> To do
Check every line below for the word "nepochopí" and show those that hold it.

--- start of Records to process ---

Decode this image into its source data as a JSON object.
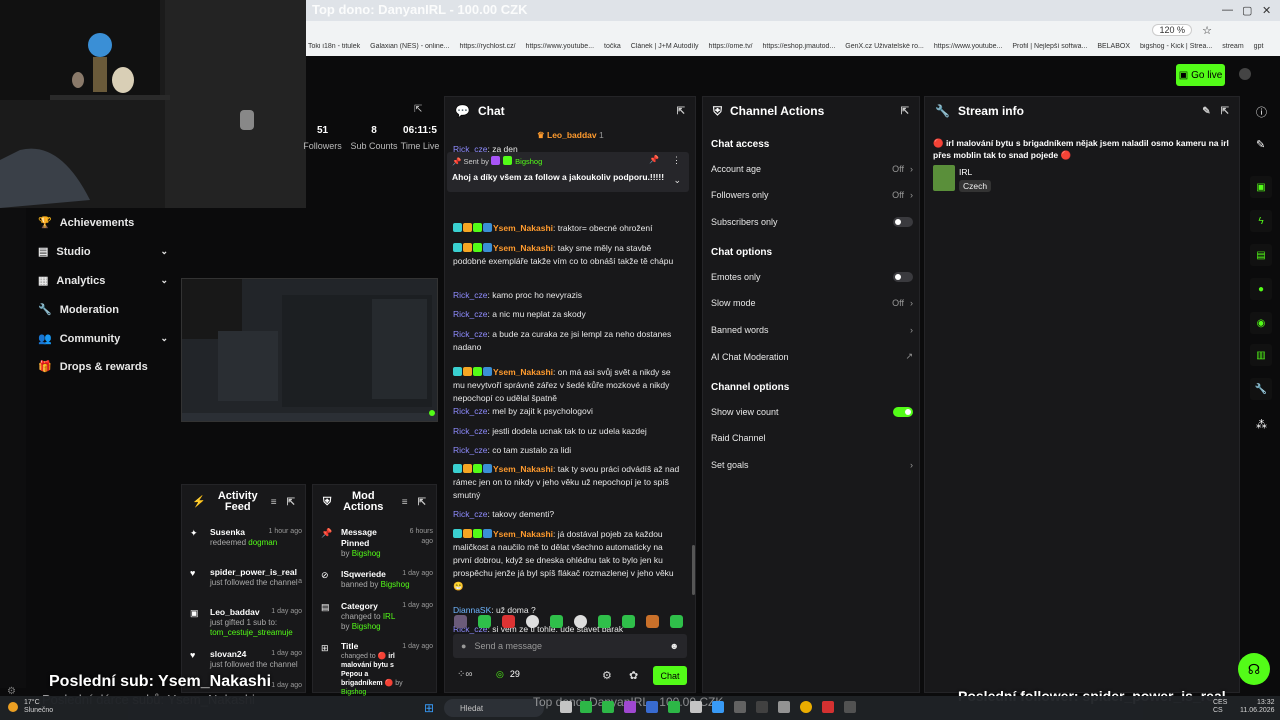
{
  "browser": {
    "tab_title": "Top dono: DanyanIRL - 100.00 CZK",
    "zoom": "120 %",
    "bookmarks": [
      "Toki i18n - titulek",
      "Galaxian (NES) - online...",
      "https://rychlost.cz/",
      "https://www.youtube...",
      "točka",
      "Článek | J+M Autodíly",
      "https://ome.tv/",
      "https://eshop.jmautod...",
      "GenX.cz Uživatelské ro...",
      "https://www.youtube...",
      "Profil | Nejlepší softwa...",
      "BELABOX",
      "bigshog - Kick | Strea...",
      "stream",
      "gpt"
    ]
  },
  "topbar": {
    "go_live": "Go live"
  },
  "nav": {
    "items": [
      {
        "label": "Achievements"
      },
      {
        "label": "Studio"
      },
      {
        "label": "Analytics"
      },
      {
        "label": "Moderation"
      },
      {
        "label": "Community"
      },
      {
        "label": "Drops & rewards"
      }
    ]
  },
  "stats": {
    "followers_val": "51",
    "followers_label": "Followers",
    "subs_val": "8",
    "subs_label": "Sub Counts",
    "time_val": "06:11:5",
    "time_label": "Time Live"
  },
  "chat": {
    "title": "Chat",
    "top_user": "Leo_baddav",
    "top_user_count": "1",
    "partial_user": "Rick_cze",
    "partial_text": ": za den",
    "pinned_sent_by": "Sent by",
    "pinned_user": "Bigshog",
    "pinned_text": "Ahoj a díky všem za follow a jakoukoliv podporu.!!!!!",
    "messages": [
      {
        "user": "Ysem_Nakashi",
        "text": ": traktor= obecné ohrožení"
      },
      {
        "user": "Ysem_Nakashi",
        "text": ": taky sme měly na stavbě podobné exempláře takže vím co to obnáší takže tě chápu"
      },
      {
        "user": "Rick_cze",
        "text": ": kamo proc ho nevyrazis"
      },
      {
        "user": "Rick_cze",
        "text": ": a nic mu neplat za skody"
      },
      {
        "user": "Rick_cze",
        "text": ": a bude za curaka ze jsi lempl za neho dostanes nadano"
      },
      {
        "user": "Ysem_Nakashi",
        "text": ": on má asi svůj svět a nikdy se mu nevytvoří správně zářez v šedé kůře mozkové a nikdy nepochopí co udělal špatně"
      },
      {
        "user": "Rick_cze",
        "text": ": mel by zajit k psychologovi"
      },
      {
        "user": "Rick_cze",
        "text": ": jestli dodela ucnak tak to uz udela kazdej"
      },
      {
        "user": "Rick_cze",
        "text": ": co tam zustalo za lidi"
      },
      {
        "user": "Ysem_Nakashi",
        "text": ": tak ty svou práci odvádíš až nad rámec jen on to nikdy v jeho věku už nepochopí je to spíš smutný"
      },
      {
        "user": "Rick_cze",
        "text": ": takovy dementi?"
      },
      {
        "user": "Ysem_Nakashi",
        "text": ": já dostával pojeb za každou maličkost a naučilo mě to dělat všechno automaticky na první dobrou, když se dneska ohlédnu tak to bylo jen ku prospěchu jenže já byl spíš flákač rozmazlenej v jeho věku 😁"
      },
      {
        "user": "DiannaSK",
        "text": ": už doma ?"
      },
      {
        "user": "Rick_cze",
        "text": ": si vem ze ti tohle. ude stavet barak"
      }
    ],
    "input_placeholder": "Send a message",
    "viewer_count": "29",
    "send_label": "Chat"
  },
  "channel_actions": {
    "title": "Channel Actions",
    "chat_access": "Chat access",
    "account_age": "Account age",
    "account_age_val": "Off",
    "followers_only": "Followers only",
    "followers_only_val": "Off",
    "subscribers_only": "Subscribers only",
    "chat_options": "Chat options",
    "emotes_only": "Emotes only",
    "slow_mode": "Slow mode",
    "slow_mode_val": "Off",
    "banned_words": "Banned words",
    "ai_moderation": "AI Chat Moderation",
    "channel_options": "Channel options",
    "show_view_count": "Show view count",
    "raid_channel": "Raid Channel",
    "set_goals": "Set goals",
    "toggles": {
      "subscribers_only": false,
      "emotes_only": false,
      "show_view_count": true
    }
  },
  "stream_info": {
    "title": "Stream info",
    "description": "🔴 irl malování bytu s brigadníkem nějak jsem naladil osmo kameru na irl přes moblin tak to snad pojede 🔴",
    "category": "IRL",
    "language": "Czech"
  },
  "activity": {
    "title": "Activity Feed",
    "items": [
      {
        "user": "Susenka",
        "time": "1 hour ago",
        "pre": "redeemed",
        "detail": "dogman"
      },
      {
        "user": "spider_power_is_real",
        "time": "a",
        "pre": "just followed the channel",
        "detail": ""
      },
      {
        "user": "Leo_baddav",
        "time": "1 day ago",
        "pre": "just gifted 1 sub to:",
        "detail": "tom_cestuje_streamuje"
      },
      {
        "user": "slovan24",
        "time": "1 day ago",
        "pre": "just followed the channel",
        "detail": ""
      },
      {
        "user": "",
        "time": "1 day ago",
        "pre": "",
        "detail": ""
      }
    ]
  },
  "mod_actions": {
    "title": "Mod Actions",
    "items": [
      {
        "action": "Message Pinned",
        "time": "6 hours ago",
        "pre": "by",
        "by": "Bigshog"
      },
      {
        "action": "lSqweriede",
        "time": "1 day ago",
        "pre": "banned by",
        "by": "Bigshog"
      },
      {
        "action": "Category",
        "time": "1 day ago",
        "pre": "changed to",
        "value": "IRL",
        "mid": "by",
        "by": "Bigshog"
      },
      {
        "action": "Title",
        "time": "1 day ago",
        "pre": "changed to 🔴",
        "value": "irl malování bytu s Pepou a brigadníkem",
        "mid": "🔴 by",
        "by": "Bigshog"
      }
    ]
  },
  "overlays": {
    "last_sub": "Poslední sub: Ysem_Nakashi",
    "last_donor": "Poslední dárce subů: Ysem_Nakashi",
    "last_follower": "Poslední follower: spider_power_is_real",
    "top_dono": "Top dono: DanyanIRL - 100.00 CZK"
  },
  "taskbar": {
    "temp": "17°C",
    "weather": "Slunečno",
    "search": "Hledat",
    "lang1": "CES",
    "lang2": "CS",
    "time": "13:32",
    "date": "11.06.2026"
  },
  "colors": {
    "accent": "#53fc18",
    "panel": "#18181a",
    "bg": "#0b0b0c"
  }
}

--- end of Records to process ---

> Expected output
        "text": ": on má asi svůj svět a nikdy se mu nevytvoří správně zářez v šedé kůře mozkové a nikdy nepochopí co udělal špatně"
        "text": ": tak ty svou práci odvádíš až nad rámec jen on to nikdy v jeho věku už nepochopí je to spíš smutný"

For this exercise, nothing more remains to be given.